### [PROVIDED MATERIAL]
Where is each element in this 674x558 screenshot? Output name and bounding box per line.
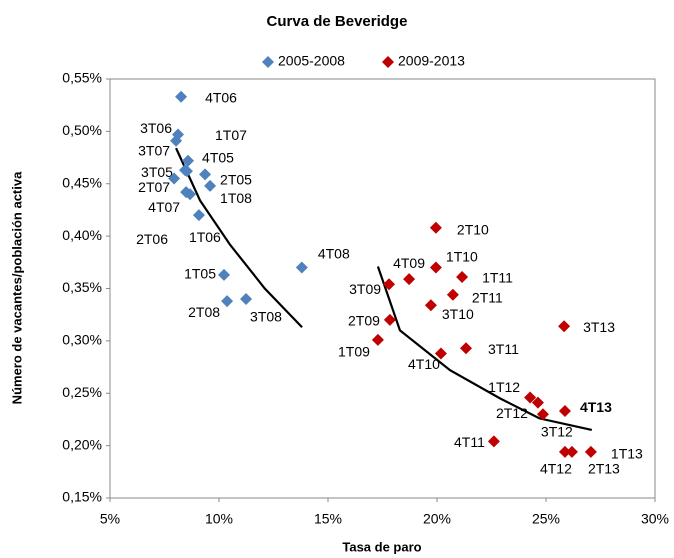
x-tick-label: 25% bbox=[532, 511, 560, 527]
trend-line bbox=[376, 266, 593, 431]
point-label: 3T05 bbox=[141, 164, 173, 180]
point-label: 2T09 bbox=[348, 313, 380, 329]
legend-label: 2005-2008 bbox=[278, 53, 345, 69]
point-label: 3T09 bbox=[349, 281, 381, 297]
point bbox=[434, 347, 447, 360]
point bbox=[168, 172, 181, 185]
y-tick-label: 0,40% bbox=[62, 227, 102, 243]
plot-border bbox=[109, 78, 656, 499]
y-tick-label: 0,15% bbox=[62, 489, 102, 505]
point-label: 4T08 bbox=[318, 245, 350, 261]
y-tick-label: 0,35% bbox=[62, 279, 102, 295]
point-label: 2T05 bbox=[220, 172, 252, 188]
legend-marker bbox=[262, 56, 274, 68]
point-label: 3T13 bbox=[583, 319, 615, 335]
point bbox=[565, 445, 578, 458]
point-label: 3T12 bbox=[541, 423, 573, 439]
point bbox=[182, 154, 195, 167]
point bbox=[584, 445, 597, 458]
point-label: 4T13 bbox=[580, 399, 612, 415]
y-tick-label: 0,20% bbox=[62, 436, 102, 452]
point-label: 2T06 bbox=[136, 231, 168, 247]
y-axis-label: Número de vacantes/población activa bbox=[9, 171, 24, 404]
point bbox=[175, 90, 188, 103]
point-label: 4T11 bbox=[454, 434, 485, 450]
point-label: 1T05 bbox=[184, 266, 216, 282]
x-tick-label: 30% bbox=[641, 511, 669, 527]
point bbox=[429, 261, 442, 274]
point bbox=[558, 405, 571, 418]
y-tick-label: 0,30% bbox=[62, 332, 102, 348]
point-label: 2T11 bbox=[472, 289, 503, 305]
point bbox=[429, 221, 442, 234]
x-tick-label: 20% bbox=[423, 511, 451, 527]
x-axis-label: Tasa de paro bbox=[342, 539, 421, 554]
point-label: 4T05 bbox=[202, 149, 234, 165]
point-label: 4T10 bbox=[408, 356, 440, 372]
point-label: 3T10 bbox=[442, 306, 474, 322]
y-tick-label: 0,55% bbox=[62, 70, 102, 86]
point-label: 4T07 bbox=[148, 199, 180, 215]
point bbox=[531, 396, 544, 409]
point bbox=[487, 435, 500, 448]
point-label: 1T08 bbox=[220, 190, 252, 206]
legend-marker bbox=[382, 56, 394, 68]
x-tick-label: 10% bbox=[205, 511, 233, 527]
point-label: 2T13 bbox=[588, 461, 620, 477]
point bbox=[459, 342, 472, 355]
point-label: 3T08 bbox=[250, 309, 282, 325]
point bbox=[192, 209, 205, 222]
point-label: 2T07 bbox=[138, 179, 170, 195]
point-label: 4T06 bbox=[205, 90, 237, 106]
point bbox=[446, 288, 459, 301]
point-label: 1T06 bbox=[189, 229, 221, 245]
point bbox=[424, 299, 437, 312]
point-label: 3T06 bbox=[140, 120, 172, 136]
x-tick-label: 5% bbox=[100, 511, 120, 527]
point bbox=[456, 270, 469, 283]
point-label: 1T09 bbox=[338, 344, 370, 360]
point bbox=[180, 186, 193, 199]
point-label: 3T07 bbox=[138, 143, 170, 159]
x-tick-label: 15% bbox=[314, 511, 342, 527]
point bbox=[536, 408, 549, 421]
point-label: 1T11 bbox=[482, 270, 513, 286]
point-label: 2T08 bbox=[188, 304, 220, 320]
y-tick-label: 0,45% bbox=[62, 174, 102, 190]
trend-line bbox=[175, 147, 303, 329]
point-label: 1T07 bbox=[215, 127, 247, 143]
legend-label: 2009-2013 bbox=[398, 53, 465, 69]
point bbox=[383, 313, 396, 326]
point bbox=[403, 273, 416, 286]
point bbox=[524, 391, 537, 404]
point bbox=[558, 320, 571, 333]
point bbox=[240, 292, 253, 305]
point bbox=[170, 134, 183, 147]
point bbox=[199, 168, 212, 181]
point-label: 1T12 bbox=[488, 379, 520, 395]
point bbox=[204, 179, 217, 192]
point-label: 1T10 bbox=[446, 248, 478, 264]
point-label: 3T11 bbox=[488, 341, 519, 357]
point bbox=[295, 261, 308, 274]
point bbox=[221, 295, 234, 308]
point-label: 2T10 bbox=[457, 221, 489, 237]
point-label: 1T13 bbox=[611, 446, 643, 462]
point bbox=[383, 278, 396, 291]
point-label: 2T12 bbox=[496, 405, 528, 421]
point bbox=[558, 445, 571, 458]
point bbox=[178, 164, 191, 177]
y-tick-label: 0,25% bbox=[62, 384, 102, 400]
point-label: 4T12 bbox=[540, 461, 572, 477]
point bbox=[371, 333, 384, 346]
point bbox=[218, 268, 231, 281]
chart-title: Curva de Beveridge bbox=[267, 13, 408, 30]
y-tick-label: 0,50% bbox=[62, 122, 102, 138]
point-label: 4T09 bbox=[393, 255, 425, 271]
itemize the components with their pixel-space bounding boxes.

### [EXERCISE TASK]
Render the lines of the listing as a numbered list, skipping any blank lines, starting with the line that contains "x-tick-label: 25% bbox=[532, 511, 560, 527]" and continuing through the line that contains "point-label: 4T05 bbox=[202, 149, 234, 165]", both included.

### [WORKED SOLUTION]
1. x-tick-label: 25% bbox=[532, 511, 560, 527]
2. trend-line bbox=[376, 266, 593, 431]
3. point-label: 3T05 bbox=[141, 164, 173, 180]
4. point-label: 2T09 bbox=[348, 313, 380, 329]
5. legend-label: 2005-2008 bbox=[278, 53, 345, 69]
6. point-label: 3T09 bbox=[349, 281, 381, 297]
7. point bbox=[434, 347, 447, 360]
8. point bbox=[168, 172, 181, 185]
9. y-tick-label: 0,40% bbox=[62, 227, 102, 243]
10. plot-border bbox=[109, 78, 656, 499]
11. y-tick-label: 0,15% bbox=[62, 489, 102, 505]
12. point-label: 4T08 bbox=[318, 245, 350, 261]
13. y-tick-label: 0,35% bbox=[62, 279, 102, 295]
14. point-label: 2T05 bbox=[220, 172, 252, 188]
15. legend-marker bbox=[262, 56, 274, 68]
16. point-label: 3T13 bbox=[583, 319, 615, 335]
17. point bbox=[565, 445, 578, 458]
18. point-label: 3T12 bbox=[541, 423, 573, 439]
19. point bbox=[182, 154, 195, 167]
20. point bbox=[584, 445, 597, 458]
21. point-label: 4T13 bbox=[580, 399, 612, 415]
22. y-tick-label: 0,20% bbox=[62, 436, 102, 452]
23. point-label: 2T06 bbox=[136, 231, 168, 247]
24. y-axis-label: Número de vacantes/población activa bbox=[9, 171, 24, 404]
25. point bbox=[175, 90, 188, 103]
26. point-label: 4T11 bbox=[454, 434, 485, 450]
27. point-label: 1T05 bbox=[184, 266, 216, 282]
28. x-tick-label: 30% bbox=[641, 511, 669, 527]
29. point bbox=[429, 261, 442, 274]
30. point bbox=[558, 405, 571, 418]
31. y-tick-label: 0,30% bbox=[62, 332, 102, 348]
32. point-label: 2T11 bbox=[472, 289, 503, 305]
33. point bbox=[429, 221, 442, 234]
34. x-tick-label: 20% bbox=[423, 511, 451, 527]
35. x-axis-label: Tasa de paro bbox=[342, 539, 421, 554]
36. point-label: 4T05 bbox=[202, 149, 234, 165]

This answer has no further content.